Work to do: Output the material below in its entirety, exactly as given.
++++ Records
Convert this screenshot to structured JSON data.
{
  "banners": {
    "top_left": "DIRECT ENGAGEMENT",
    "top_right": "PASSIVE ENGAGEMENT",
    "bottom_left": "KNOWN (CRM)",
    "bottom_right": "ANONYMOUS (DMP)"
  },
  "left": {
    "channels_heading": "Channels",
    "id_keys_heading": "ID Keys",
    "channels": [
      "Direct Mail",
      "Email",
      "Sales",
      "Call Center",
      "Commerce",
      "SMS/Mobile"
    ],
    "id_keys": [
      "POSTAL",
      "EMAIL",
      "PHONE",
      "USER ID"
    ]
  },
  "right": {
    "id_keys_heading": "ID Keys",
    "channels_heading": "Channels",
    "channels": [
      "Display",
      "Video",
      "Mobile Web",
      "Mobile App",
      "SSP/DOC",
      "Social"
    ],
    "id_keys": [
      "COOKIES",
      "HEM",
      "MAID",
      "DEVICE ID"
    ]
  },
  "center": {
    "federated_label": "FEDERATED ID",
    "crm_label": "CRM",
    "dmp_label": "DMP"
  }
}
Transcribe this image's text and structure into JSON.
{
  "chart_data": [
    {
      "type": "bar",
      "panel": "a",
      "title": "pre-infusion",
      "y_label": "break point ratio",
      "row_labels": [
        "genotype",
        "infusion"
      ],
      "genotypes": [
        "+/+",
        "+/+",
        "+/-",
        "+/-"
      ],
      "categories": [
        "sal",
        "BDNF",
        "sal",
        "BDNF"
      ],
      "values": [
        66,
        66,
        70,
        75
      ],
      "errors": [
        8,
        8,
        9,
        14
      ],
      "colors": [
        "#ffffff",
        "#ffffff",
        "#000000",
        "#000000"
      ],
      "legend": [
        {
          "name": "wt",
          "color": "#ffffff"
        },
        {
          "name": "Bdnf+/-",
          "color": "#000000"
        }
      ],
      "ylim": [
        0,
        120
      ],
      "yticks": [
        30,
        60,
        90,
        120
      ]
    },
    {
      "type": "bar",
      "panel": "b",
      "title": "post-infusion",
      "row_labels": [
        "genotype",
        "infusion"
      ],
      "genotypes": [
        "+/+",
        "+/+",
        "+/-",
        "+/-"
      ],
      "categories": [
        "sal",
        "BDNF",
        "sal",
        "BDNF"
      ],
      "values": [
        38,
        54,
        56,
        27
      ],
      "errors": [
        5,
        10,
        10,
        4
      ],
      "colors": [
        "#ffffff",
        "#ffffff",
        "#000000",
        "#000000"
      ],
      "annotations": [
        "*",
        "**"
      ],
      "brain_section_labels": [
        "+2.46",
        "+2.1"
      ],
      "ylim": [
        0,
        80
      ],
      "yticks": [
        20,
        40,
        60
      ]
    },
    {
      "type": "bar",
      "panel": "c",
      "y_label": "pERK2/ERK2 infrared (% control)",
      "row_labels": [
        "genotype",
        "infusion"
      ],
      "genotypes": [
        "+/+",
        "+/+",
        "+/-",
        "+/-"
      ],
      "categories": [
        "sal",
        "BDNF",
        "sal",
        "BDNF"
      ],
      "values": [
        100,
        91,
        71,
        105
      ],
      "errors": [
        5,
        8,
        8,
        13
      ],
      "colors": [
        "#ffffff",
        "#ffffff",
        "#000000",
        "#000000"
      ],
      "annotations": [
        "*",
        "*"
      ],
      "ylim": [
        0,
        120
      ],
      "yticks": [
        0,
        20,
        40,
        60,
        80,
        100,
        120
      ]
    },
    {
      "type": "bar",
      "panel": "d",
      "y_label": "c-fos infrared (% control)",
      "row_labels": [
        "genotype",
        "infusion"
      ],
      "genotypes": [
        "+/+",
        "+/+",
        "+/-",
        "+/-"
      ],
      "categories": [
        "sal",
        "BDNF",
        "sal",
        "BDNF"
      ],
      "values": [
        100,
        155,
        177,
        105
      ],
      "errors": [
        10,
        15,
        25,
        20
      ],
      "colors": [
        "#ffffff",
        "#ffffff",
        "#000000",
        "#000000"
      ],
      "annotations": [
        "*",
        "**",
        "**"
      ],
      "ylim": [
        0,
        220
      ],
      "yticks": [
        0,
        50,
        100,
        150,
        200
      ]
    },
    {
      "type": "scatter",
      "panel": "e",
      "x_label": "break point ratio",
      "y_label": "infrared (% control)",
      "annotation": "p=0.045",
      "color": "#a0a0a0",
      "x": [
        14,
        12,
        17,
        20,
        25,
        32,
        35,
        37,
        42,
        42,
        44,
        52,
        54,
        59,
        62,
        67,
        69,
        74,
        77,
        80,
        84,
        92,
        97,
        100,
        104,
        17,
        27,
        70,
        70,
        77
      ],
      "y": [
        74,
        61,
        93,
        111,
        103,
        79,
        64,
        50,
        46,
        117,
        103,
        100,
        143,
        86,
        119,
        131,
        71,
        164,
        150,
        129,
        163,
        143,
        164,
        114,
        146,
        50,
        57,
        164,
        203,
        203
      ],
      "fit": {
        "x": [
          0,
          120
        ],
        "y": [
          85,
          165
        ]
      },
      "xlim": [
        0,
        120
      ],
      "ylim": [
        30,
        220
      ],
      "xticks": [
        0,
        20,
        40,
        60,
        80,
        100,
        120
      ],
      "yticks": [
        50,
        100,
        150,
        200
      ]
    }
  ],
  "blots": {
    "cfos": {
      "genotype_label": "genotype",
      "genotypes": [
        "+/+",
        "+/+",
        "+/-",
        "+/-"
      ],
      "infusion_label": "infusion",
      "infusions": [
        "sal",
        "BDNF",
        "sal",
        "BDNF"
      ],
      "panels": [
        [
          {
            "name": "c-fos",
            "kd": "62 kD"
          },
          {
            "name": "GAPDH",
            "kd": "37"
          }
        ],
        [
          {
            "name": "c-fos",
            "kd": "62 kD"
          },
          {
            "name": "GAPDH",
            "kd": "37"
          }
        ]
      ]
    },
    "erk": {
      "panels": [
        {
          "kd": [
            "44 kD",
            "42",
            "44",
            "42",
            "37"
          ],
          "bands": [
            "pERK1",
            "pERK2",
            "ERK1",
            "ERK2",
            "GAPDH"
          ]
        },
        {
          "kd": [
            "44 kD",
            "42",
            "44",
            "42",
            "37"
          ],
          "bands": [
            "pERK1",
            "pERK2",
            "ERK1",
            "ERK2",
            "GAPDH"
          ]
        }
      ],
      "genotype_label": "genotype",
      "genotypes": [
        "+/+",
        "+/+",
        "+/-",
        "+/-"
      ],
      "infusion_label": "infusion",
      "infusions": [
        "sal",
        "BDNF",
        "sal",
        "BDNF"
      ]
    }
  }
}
++++++++
Final result:
Convert this screenshot to structured JSON data.
{
  "banners": {
    "top_left": "DIRECT ENGAGEMENT",
    "top_right": "PASSIVE ENGAGEMENT",
    "bottom_left": "KNOWN (CRM)",
    "bottom_right": "ANONYMOUS (DMP)"
  },
  "left": {
    "channels_heading": "Channels",
    "id_keys_heading": "ID Keys",
    "channels": [
      "Direct Mail",
      "Email",
      "Sales",
      "Call Center",
      "Commerce",
      "SMS/Mobile"
    ],
    "id_keys": [
      "POSTAL",
      "EMAIL",
      "PHONE",
      "USER ID"
    ]
  },
  "right": {
    "id_keys_heading": "ID Keys",
    "channels_heading": "Channels",
    "channels": [
      "Display",
      "Video",
      "Mobile Web",
      "Mobile App",
      "SSP/DOC",
      "Social"
    ],
    "id_keys": [
      "COOKIES",
      "HEM",
      "MAID",
      "DEVICE ID"
    ]
  },
  "center": {
    "federated_label": "FEDERATED ID",
    "crm_label": "CRM",
    "dmp_label": "DMP"
  }
}
Transcribe this image's text and structure into JSON.
{
  "chart_data": [
    {
      "type": "bar",
      "panel": "a",
      "title": "pre-infusion",
      "y_label": "break point ratio",
      "row_labels": [
        "genotype",
        "infusion"
      ],
      "genotypes": [
        "+/+",
        "+/+",
        "+/-",
        "+/-"
      ],
      "categories": [
        "sal",
        "BDNF",
        "sal",
        "BDNF"
      ],
      "values": [
        66,
        66,
        70,
        75
      ],
      "errors": [
        8,
        8,
        9,
        14
      ],
      "colors": [
        "#ffffff",
        "#ffffff",
        "#000000",
        "#000000"
      ],
      "legend": [
        {
          "name": "wt",
          "color": "#ffffff"
        },
        {
          "name": "Bdnf+/-",
          "color": "#000000"
        }
      ],
      "ylim": [
        0,
        120
      ],
      "yticks": [
        30,
        60,
        90,
        120
      ]
    },
    {
      "type": "bar",
      "panel": "b",
      "title": "post-infusion",
      "row_labels": [
        "genotype",
        "infusion"
      ],
      "genotypes": [
        "+/+",
        "+/+",
        "+/-",
        "+/-"
      ],
      "categories": [
        "sal",
        "BDNF",
        "sal",
        "BDNF"
      ],
      "values": [
        38,
        54,
        56,
        27
      ],
      "errors": [
        5,
        10,
        10,
        4
      ],
      "colors": [
        "#ffffff",
        "#ffffff",
        "#000000",
        "#000000"
      ],
      "annotations": [
        "*",
        "**"
      ],
      "brain_section_labels": [
        "+2.46",
        "+2.1"
      ],
      "ylim": [
        0,
        80
      ],
      "yticks": [
        20,
        40,
        60
      ]
    },
    {
      "type": "bar",
      "panel": "c",
      "y_label": "pERK2/ERK2 infrared (% control)",
      "row_labels": [
        "genotype",
        "infusion"
      ],
      "genotypes": [
        "+/+",
        "+/+",
        "+/-",
        "+/-"
      ],
      "categories": [
        "sal",
        "BDNF",
        "sal",
        "BDNF"
      ],
      "values": [
        100,
        91,
        71,
        105
      ],
      "errors": [
        5,
        8,
        8,
        13
      ],
      "colors": [
        "#ffffff",
        "#ffffff",
        "#000000",
        "#000000"
      ],
      "annotations": [
        "*",
        "*"
      ],
      "ylim": [
        0,
        120
      ],
      "yticks": [
        0,
        20,
        40,
        60,
        80,
        100,
        120
      ]
    },
    {
      "type": "bar",
      "panel": "d",
      "y_label": "c-fos infrared (% control)",
      "row_labels": [
        "genotype",
        "infusion"
      ],
      "genotypes": [
        "+/+",
        "+/+",
        "+/-",
        "+/-"
      ],
      "categories": [
        "sal",
        "BDNF",
        "sal",
        "BDNF"
      ],
      "values": [
        100,
        155,
        177,
        105
      ],
      "errors": [
        10,
        15,
        25,
        20
      ],
      "colors": [
        "#ffffff",
        "#ffffff",
        "#000000",
        "#000000"
      ],
      "annotations": [
        "*",
        "**",
        "**"
      ],
      "ylim": [
        0,
        220
      ],
      "yticks": [
        0,
        50,
        100,
        150,
        200
      ]
    },
    {
      "type": "scatter",
      "panel": "e",
      "x_label": "break point ratio",
      "y_label": "infrared (% control)",
      "annotation": "p=0.045",
      "color": "#a0a0a0",
      "x": [
        14,
        12,
        17,
        20,
        25,
        32,
        35,
        37,
        42,
        42,
        44,
        52,
        54,
        59,
        62,
        67,
        69,
        74,
        77,
        80,
        84,
        92,
        97,
        100,
        104,
        17,
        27,
        70,
        70,
        77
      ],
      "y": [
        74,
        61,
        93,
        111,
        103,
        79,
        64,
        50,
        46,
        117,
        103,
        100,
        143,
        86,
        119,
        131,
        71,
        164,
        150,
        129,
        163,
        143,
        164,
        114,
        146,
        50,
        57,
        164,
        203,
        203
      ],
      "fit": {
        "x": [
          0,
          120
        ],
        "y": [
          85,
          165
        ]
      },
      "xlim": [
        0,
        120
      ],
      "ylim": [
        30,
        220
      ],
      "xticks": [
        0,
        20,
        40,
        60,
        80,
        100,
        120
      ],
      "yticks": [
        50,
        100,
        150,
        200
      ]
    }
  ],
  "blots": {
    "cfos": {
      "genotype_label": "genotype",
      "genotypes": [
        "+/+",
        "+/+",
        "+/-",
        "+/-"
      ],
      "infusion_label": "infusion",
      "infusions": [
        "sal",
        "BDNF",
        "sal",
        "BDNF"
      ],
      "panels": [
        [
          {
            "name": "c-fos",
            "kd": "62 kD"
          },
          {
            "name": "GAPDH",
            "kd": "37"
          }
        ],
        [
          {
            "name": "c-fos",
            "kd": "62 kD"
          },
          {
            "name": "GAPDH",
            "kd": "37"
          }
        ]
      ]
    },
    "erk": {
      "panels": [
        {
          "kd": [
            "44 kD",
            "42",
            "44",
            "42",
            "37"
          ],
          "bands": [
            "pERK1",
            "pERK2",
            "ERK1",
            "ERK2",
            "GAPDH"
          ]
        },
        {
          "kd": [
            "44 kD",
            "42",
            "44",
            "42",
            "37"
          ],
          "bands": [
            "pERK1",
            "pERK2",
            "ERK1",
            "ERK2",
            "GAPDH"
          ]
        }
      ],
      "genotype_label": "genotype",
      "genotypes": [
        "+/+",
        "+/+",
        "+/-",
        "+/-"
      ],
      "infusion_label": "infusion",
      "infusions": [
        "sal",
        "BDNF",
        "sal",
        "BDNF"
      ]
    }
  }
}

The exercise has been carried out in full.